- **GIVEN EXERCISE**
Show every line in the entries below where the word "papercraft" appears.
==== RAW RECORDS ====
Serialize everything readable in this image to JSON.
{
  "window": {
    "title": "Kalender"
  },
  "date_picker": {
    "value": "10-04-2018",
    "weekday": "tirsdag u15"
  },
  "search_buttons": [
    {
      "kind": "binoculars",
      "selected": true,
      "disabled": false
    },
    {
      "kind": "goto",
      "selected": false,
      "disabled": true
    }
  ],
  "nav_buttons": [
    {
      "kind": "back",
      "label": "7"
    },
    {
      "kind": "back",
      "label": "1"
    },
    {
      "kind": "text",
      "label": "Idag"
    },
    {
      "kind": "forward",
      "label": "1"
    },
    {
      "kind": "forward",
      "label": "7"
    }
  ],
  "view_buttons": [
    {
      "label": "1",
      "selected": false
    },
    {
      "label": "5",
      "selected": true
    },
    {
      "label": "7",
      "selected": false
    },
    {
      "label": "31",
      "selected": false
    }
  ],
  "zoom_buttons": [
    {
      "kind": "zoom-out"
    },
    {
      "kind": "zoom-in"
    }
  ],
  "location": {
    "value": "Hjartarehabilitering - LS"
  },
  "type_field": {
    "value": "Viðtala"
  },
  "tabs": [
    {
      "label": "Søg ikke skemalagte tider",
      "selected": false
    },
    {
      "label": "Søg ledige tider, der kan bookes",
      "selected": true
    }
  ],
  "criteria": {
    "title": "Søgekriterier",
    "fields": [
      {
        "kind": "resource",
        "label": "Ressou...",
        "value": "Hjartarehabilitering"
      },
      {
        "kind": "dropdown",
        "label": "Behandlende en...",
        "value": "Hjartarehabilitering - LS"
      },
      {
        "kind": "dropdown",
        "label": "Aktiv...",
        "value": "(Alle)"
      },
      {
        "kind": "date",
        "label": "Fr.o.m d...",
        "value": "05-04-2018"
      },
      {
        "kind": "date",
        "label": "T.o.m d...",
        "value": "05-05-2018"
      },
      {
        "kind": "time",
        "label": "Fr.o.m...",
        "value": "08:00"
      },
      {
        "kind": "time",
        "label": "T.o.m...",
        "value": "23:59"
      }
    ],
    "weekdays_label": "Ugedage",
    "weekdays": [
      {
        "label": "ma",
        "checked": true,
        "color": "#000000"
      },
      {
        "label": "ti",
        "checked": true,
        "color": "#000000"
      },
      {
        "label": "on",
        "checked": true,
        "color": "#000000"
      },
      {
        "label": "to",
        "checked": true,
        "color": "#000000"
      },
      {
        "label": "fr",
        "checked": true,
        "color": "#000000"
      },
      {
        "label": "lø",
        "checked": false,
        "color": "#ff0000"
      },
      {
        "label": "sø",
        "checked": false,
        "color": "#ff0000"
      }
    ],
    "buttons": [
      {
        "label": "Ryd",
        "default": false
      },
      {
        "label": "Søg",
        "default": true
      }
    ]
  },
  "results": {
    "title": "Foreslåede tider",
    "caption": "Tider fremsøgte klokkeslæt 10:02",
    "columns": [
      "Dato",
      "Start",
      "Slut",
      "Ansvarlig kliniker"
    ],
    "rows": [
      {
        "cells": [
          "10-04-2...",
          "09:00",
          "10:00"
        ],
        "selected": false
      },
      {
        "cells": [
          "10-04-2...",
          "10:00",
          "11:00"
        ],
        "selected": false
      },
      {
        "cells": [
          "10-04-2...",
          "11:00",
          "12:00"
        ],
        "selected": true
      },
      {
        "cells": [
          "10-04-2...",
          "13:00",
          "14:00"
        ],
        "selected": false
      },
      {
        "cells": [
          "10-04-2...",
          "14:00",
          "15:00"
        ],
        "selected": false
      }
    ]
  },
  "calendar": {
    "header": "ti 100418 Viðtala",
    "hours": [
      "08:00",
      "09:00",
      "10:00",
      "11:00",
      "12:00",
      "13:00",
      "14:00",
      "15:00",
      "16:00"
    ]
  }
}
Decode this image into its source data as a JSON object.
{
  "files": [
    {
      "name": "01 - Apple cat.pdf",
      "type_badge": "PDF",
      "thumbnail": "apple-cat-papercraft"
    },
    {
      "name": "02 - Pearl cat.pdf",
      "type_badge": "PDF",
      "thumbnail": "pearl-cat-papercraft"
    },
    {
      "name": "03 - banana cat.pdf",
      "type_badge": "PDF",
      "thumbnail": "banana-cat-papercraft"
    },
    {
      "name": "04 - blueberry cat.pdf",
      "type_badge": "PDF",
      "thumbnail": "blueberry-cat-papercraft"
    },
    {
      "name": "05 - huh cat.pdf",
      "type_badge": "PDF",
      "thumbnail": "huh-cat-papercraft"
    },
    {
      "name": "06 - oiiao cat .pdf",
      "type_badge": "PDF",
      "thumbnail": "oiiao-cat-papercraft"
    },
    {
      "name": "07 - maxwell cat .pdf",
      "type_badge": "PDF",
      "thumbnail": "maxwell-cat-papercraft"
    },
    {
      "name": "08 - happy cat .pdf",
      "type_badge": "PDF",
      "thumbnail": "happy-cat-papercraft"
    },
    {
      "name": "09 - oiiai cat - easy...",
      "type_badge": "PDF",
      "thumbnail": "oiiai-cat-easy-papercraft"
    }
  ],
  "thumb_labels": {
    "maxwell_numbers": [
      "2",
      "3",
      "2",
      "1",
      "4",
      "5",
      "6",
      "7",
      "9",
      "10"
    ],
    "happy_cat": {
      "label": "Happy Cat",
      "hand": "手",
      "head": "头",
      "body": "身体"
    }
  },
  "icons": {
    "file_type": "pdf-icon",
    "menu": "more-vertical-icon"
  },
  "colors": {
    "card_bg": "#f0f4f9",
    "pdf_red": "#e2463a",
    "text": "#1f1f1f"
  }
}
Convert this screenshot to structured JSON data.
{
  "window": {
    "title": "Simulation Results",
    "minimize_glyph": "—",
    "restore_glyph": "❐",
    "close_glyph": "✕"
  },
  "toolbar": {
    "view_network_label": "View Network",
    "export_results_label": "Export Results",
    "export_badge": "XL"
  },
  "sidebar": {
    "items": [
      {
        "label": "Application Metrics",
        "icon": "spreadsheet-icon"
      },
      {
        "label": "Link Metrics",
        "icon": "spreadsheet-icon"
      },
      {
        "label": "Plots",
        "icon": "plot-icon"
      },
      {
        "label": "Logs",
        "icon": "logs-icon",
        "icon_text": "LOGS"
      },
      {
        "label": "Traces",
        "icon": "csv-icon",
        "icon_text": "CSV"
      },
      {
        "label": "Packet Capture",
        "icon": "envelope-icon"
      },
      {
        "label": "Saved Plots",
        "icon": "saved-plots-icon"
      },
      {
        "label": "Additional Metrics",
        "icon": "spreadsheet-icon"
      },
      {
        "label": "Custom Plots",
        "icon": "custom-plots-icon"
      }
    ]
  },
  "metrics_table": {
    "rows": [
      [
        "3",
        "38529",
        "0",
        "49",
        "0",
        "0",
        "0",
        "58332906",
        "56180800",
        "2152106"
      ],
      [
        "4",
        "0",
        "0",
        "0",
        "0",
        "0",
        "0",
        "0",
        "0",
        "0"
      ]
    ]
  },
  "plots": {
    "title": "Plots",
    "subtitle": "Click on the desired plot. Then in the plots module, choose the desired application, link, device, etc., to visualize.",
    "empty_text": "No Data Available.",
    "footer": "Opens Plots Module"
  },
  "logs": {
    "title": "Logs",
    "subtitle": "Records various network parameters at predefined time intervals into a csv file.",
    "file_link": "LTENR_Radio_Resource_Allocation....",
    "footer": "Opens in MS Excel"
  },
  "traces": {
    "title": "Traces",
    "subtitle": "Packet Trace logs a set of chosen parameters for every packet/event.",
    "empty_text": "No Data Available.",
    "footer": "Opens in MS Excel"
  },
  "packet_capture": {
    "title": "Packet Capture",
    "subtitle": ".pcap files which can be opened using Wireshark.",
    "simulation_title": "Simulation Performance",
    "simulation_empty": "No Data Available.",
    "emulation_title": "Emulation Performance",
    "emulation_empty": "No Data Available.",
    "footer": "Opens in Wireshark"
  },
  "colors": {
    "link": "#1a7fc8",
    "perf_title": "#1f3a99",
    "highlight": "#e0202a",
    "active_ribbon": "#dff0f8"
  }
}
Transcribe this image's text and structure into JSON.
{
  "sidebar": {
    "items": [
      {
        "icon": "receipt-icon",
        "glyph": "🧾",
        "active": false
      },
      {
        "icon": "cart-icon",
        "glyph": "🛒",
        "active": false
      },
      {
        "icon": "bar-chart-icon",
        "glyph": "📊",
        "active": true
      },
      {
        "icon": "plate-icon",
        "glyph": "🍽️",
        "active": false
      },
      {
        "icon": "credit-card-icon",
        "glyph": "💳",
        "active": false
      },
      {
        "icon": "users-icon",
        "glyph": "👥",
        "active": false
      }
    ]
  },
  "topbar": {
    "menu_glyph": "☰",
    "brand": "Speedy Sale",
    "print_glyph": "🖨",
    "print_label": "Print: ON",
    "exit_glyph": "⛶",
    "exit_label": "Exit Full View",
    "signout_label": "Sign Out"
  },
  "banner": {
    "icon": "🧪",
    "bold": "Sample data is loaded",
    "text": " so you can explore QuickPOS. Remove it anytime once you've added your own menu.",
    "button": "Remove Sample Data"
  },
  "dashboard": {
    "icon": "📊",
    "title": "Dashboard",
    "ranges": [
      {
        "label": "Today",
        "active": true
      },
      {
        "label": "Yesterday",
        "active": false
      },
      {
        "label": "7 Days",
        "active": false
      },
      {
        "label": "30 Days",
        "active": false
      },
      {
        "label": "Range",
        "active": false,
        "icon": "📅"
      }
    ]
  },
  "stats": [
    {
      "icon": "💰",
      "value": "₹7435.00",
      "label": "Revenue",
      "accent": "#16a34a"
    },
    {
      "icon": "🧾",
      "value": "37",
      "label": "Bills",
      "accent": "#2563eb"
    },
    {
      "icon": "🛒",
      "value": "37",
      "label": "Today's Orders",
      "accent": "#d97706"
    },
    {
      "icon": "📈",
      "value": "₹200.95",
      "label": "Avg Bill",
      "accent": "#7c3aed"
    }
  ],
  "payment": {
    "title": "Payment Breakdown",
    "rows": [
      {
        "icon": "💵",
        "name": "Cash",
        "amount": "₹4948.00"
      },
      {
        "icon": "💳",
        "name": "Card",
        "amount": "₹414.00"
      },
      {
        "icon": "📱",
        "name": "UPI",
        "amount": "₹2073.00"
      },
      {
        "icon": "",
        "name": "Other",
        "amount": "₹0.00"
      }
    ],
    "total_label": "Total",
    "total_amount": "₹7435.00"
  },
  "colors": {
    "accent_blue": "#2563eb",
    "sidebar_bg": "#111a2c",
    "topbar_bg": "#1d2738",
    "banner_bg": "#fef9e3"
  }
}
====
- **CORRECT OUTPUT**
      "thumbnail": "apple-cat-papercraft"
      "thumbnail": "pearl-cat-papercraft"
      "thumbnail": "banana-cat-papercraft"
      "thumbnail": "blueberry-cat-papercraft"
      "thumbnail": "huh-cat-papercraft"
      "thumbnail": "oiiao-cat-papercraft"
      "thumbnail": "maxwell-cat-papercraft"
      "thumbnail": "happy-cat-papercraft"
      "thumbnail": "oiiai-cat-easy-papercraft"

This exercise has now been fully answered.